Repeat each line exactly as it is written.

— START Input data —

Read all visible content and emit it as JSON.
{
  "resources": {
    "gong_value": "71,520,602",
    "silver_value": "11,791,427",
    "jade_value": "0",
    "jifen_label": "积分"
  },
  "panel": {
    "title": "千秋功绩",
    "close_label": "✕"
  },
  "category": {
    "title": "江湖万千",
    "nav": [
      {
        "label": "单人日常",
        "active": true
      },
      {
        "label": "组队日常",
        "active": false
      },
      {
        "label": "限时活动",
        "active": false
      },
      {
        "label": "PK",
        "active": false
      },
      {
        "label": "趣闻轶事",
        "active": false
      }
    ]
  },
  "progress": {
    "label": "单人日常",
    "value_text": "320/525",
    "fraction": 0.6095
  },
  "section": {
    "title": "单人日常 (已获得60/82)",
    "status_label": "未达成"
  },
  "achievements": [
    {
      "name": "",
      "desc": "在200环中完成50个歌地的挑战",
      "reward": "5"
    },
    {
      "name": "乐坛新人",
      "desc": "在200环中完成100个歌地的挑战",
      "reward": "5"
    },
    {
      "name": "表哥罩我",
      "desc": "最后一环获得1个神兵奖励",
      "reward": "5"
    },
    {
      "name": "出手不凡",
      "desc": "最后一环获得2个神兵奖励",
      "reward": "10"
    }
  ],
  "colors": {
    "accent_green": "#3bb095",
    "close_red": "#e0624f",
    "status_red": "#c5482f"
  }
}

— END Input data —

● Written solution
Read all visible content and emit it as JSON.
{
  "resources": {
    "gong_value": "71,520,602",
    "silver_value": "11,791,427",
    "jade_value": "0",
    "jifen_label": "积分"
  },
  "panel": {
    "title": "千秋功绩",
    "close_label": "✕"
  },
  "category": {
    "title": "江湖万千",
    "nav": [
      {
        "label": "单人日常",
        "active": true
      },
      {
        "label": "组队日常",
        "active": false
      },
      {
        "label": "限时活动",
        "active": false
      },
      {
        "label": "PK",
        "active": false
      },
      {
        "label": "趣闻轶事",
        "active": false
      }
    ]
  },
  "progress": {
    "label": "单人日常",
    "value_text": "320/525",
    "fraction": 0.6095
  },
  "section": {
    "title": "单人日常 (已获得60/82)",
    "status_label": "未达成"
  },
  "achievements": [
    {
      "name": "",
      "desc": "在200环中完成50个歌地的挑战",
      "reward": "5"
    },
    {
      "name": "乐坛新人",
      "desc": "在200环中完成100个歌地的挑战",
      "reward": "5"
    },
    {
      "name": "表哥罩我",
      "desc": "最后一环获得1个神兵奖励",
      "reward": "5"
    },
    {
      "name": "出手不凡",
      "desc": "最后一环获得2个神兵奖励",
      "reward": "10"
    }
  ],
  "colors": {
    "accent_green": "#3bb095",
    "close_red": "#e0624f",
    "status_red": "#c5482f"
  }
}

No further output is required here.